— begin Supplied information —

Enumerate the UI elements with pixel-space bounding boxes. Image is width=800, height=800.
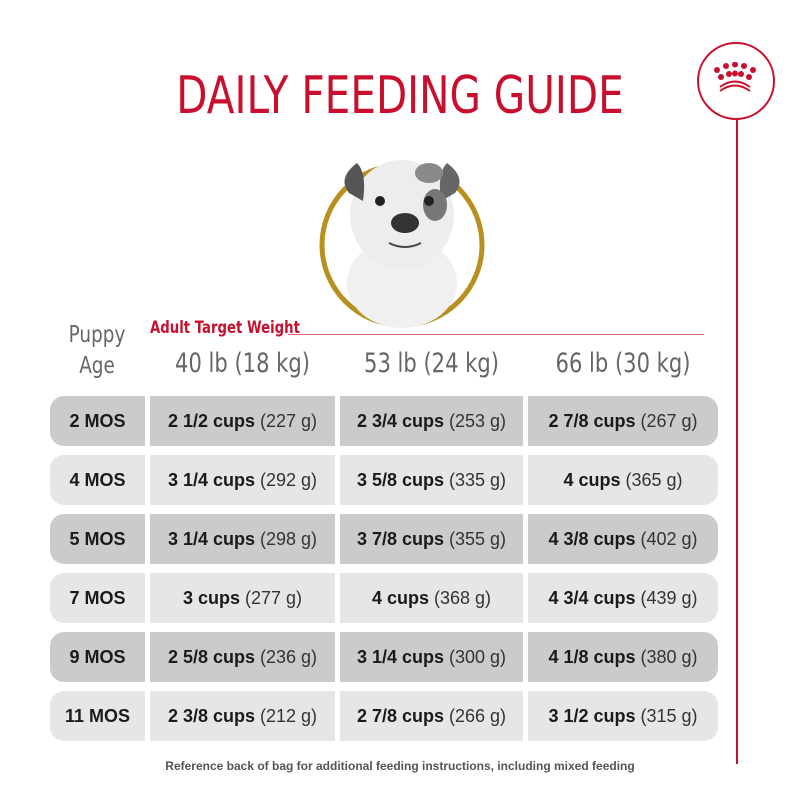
column-header-66lb: 66 lb (30 kg) — [555, 348, 691, 379]
amount-cell: 3 1/2 cups (315 g) — [528, 691, 718, 741]
amount-cell: 4 3/8 cups (402 g) — [528, 514, 718, 564]
amount-cell: 3 1/4 cups (298 g) — [150, 514, 335, 564]
age-cell: 9 MOS — [50, 632, 145, 682]
table-row: 4 MOS 3 1/4 cups (292 g) 3 5/8 cups (335 g… — [50, 455, 718, 505]
header-rule — [288, 334, 704, 335]
amount-cell: 2 3/8 cups (212 g) — [150, 691, 335, 741]
table-row: 5 MOS 3 1/4 cups (298 g) 3 7/8 cups (355 g… — [50, 514, 718, 564]
amount-cell: 4 3/4 cups (439 g) — [528, 573, 718, 623]
table-row: 7 MOS 3 cups (277 g) 4 cups (368 g) 4 3/4 … — [50, 573, 718, 623]
brand-divider-line — [736, 118, 738, 764]
amount-cell: 4 1/8 cups (380 g) — [528, 632, 718, 682]
footnote: Reference back of bag for additional fee… — [165, 759, 635, 773]
puppy-image — [319, 160, 485, 328]
age-cell: 11 MOS — [50, 691, 145, 741]
crown-icon — [714, 62, 756, 92]
age-cell: 5 MOS — [50, 514, 145, 564]
amount-cell: 3 7/8 cups (355 g) — [340, 514, 523, 564]
amount-cell: 2 7/8 cups (267 g) — [528, 396, 718, 446]
amount-cell: 3 5/8 cups (335 g) — [340, 455, 523, 505]
adult-target-weight-label: Adult Target Weight — [150, 318, 300, 338]
amount-cell: 3 1/4 cups (292 g) — [150, 455, 335, 505]
amount-cell: 2 3/4 cups (253 g) — [340, 396, 523, 446]
amount-cell: 4 cups (365 g) — [528, 455, 718, 505]
column-header-40lb: 40 lb (18 kg) — [175, 348, 310, 379]
age-cell: 7 MOS — [50, 573, 145, 623]
amount-cell: 2 7/8 cups (266 g) — [340, 691, 523, 741]
page-title: DAILY FEEDING GUIDE — [176, 66, 624, 126]
column-header-53lb: 53 lb (24 kg) — [364, 348, 499, 379]
amount-cell: 3 1/4 cups (300 g) — [340, 632, 523, 682]
amount-cell: 2 5/8 cups (236 g) — [150, 632, 335, 682]
table-row: 2 MOS 2 1/2 cups (227 g) 2 3/4 cups (253 g… — [50, 396, 718, 446]
brand-logo — [697, 42, 775, 120]
age-cell: 2 MOS — [50, 396, 145, 446]
table-row: 9 MOS 2 5/8 cups (236 g) 3 1/4 cups (300 g… — [50, 632, 718, 682]
age-cell: 4 MOS — [50, 455, 145, 505]
amount-cell: 4 cups (368 g) — [340, 573, 523, 623]
amount-cell: 2 1/2 cups (227 g) — [150, 396, 335, 446]
amount-cell: 3 cups (277 g) — [150, 573, 335, 623]
puppy-age-header: Puppy Age — [68, 322, 126, 379]
table-row: 11 MOS 2 3/8 cups (212 g) 2 7/8 cups (266 … — [50, 691, 718, 741]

— end Supplied information —

## Directions:
Turn every line of the data above into a numbered list, skipping any blank lines. Leave the pictures out of your answer.

## Written answer:
1. Enumerate the UI elements with pixel-space bounding boxes. Image is width=800, height=800.
2. column-header-66lb: 66 lb (30 kg) — [555, 348, 691, 379]
3. amount-cell: 3 1/2 cups (315 g) — [528, 691, 718, 741]
4. amount-cell: 4 3/8 cups (402 g) — [528, 514, 718, 564]
5. amount-cell: 3 1/4 cups (298 g) — [150, 514, 335, 564]
6. age-cell: 9 MOS — [50, 632, 145, 682]
7. table-row: 4 MOS 3 1/4 cups (292 g) 3 5/8 cups (335 g… — [50, 455, 718, 505]
8. header-rule — [288, 334, 704, 335]
9. amount-cell: 2 3/8 cups (212 g) — [150, 691, 335, 741]
10. table-row: 5 MOS 3 1/4 cups (298 g) 3 7/8 cups (355 g… — [50, 514, 718, 564]
11. amount-cell: 4 3/4 cups (439 g) — [528, 573, 718, 623]
12. table-row: 7 MOS 3 cups (277 g) 4 cups (368 g) 4 3/4 … — [50, 573, 718, 623]
13. brand-divider-line — [736, 118, 738, 764]
14. amount-cell: 4 1/8 cups (380 g) — [528, 632, 718, 682]
15. footnote: Reference back of bag for additional fee… — [165, 759, 635, 773]
16. puppy-image — [319, 160, 485, 328]
17. age-cell: 11 MOS — [50, 691, 145, 741]
18. crown-icon — [714, 62, 756, 92]
19. age-cell: 5 MOS — [50, 514, 145, 564]
20. amount-cell: 3 7/8 cups (355 g) — [340, 514, 523, 564]
21. amount-cell: 2 7/8 cups (267 g) — [528, 396, 718, 446]
22. amount-cell: 3 5/8 cups (335 g) — [340, 455, 523, 505]
23. adult-target-weight-label: Adult Target Weight — [150, 318, 300, 338]
24. amount-cell: 3 1/4 cups (292 g) — [150, 455, 335, 505]
25. amount-cell: 2 3/4 cups (253 g) — [340, 396, 523, 446]
26. amount-cell: 4 cups (365 g) — [528, 455, 718, 505]
27. column-header-40lb: 40 lb (18 kg) — [175, 348, 310, 379]
28. age-cell: 7 MOS — [50, 573, 145, 623]
29. amount-cell: 2 7/8 cups (266 g) — [340, 691, 523, 741]
30. page-title: DAILY FEEDING GUIDE — [176, 66, 624, 126]
31. column-header-53lb: 53 lb (24 kg) — [364, 348, 499, 379]
32. amount-cell: 3 1/4 cups (300 g) — [340, 632, 523, 682]
33. amount-cell: 2 5/8 cups (236 g) — [150, 632, 335, 682]
34. table-row: 2 MOS 2 1/2 cups (227 g) 2 3/4 cups (253 g… — [50, 396, 718, 446]
35. brand-logo — [697, 42, 775, 120]
36. age-cell: 2 MOS — [50, 396, 145, 446]
37. table-row: 9 MOS 2 5/8 cups (236 g) 3 1/4 cups (300 g… — [50, 632, 718, 682]
38. age-cell: 4 MOS — [50, 455, 145, 505]
39. amount-cell: 4 cups (368 g) — [340, 573, 523, 623]
40. amount-cell: 2 1/2 cups (227 g) — [150, 396, 335, 446]
41. amount-cell: 3 cups (277 g) — [150, 573, 335, 623]
42. puppy-age-header: Puppy Age — [68, 322, 126, 379]
43. table-row: 11 MOS 2 3/8 cups (212 g) 2 7/8 cups (266 … — [50, 691, 718, 741]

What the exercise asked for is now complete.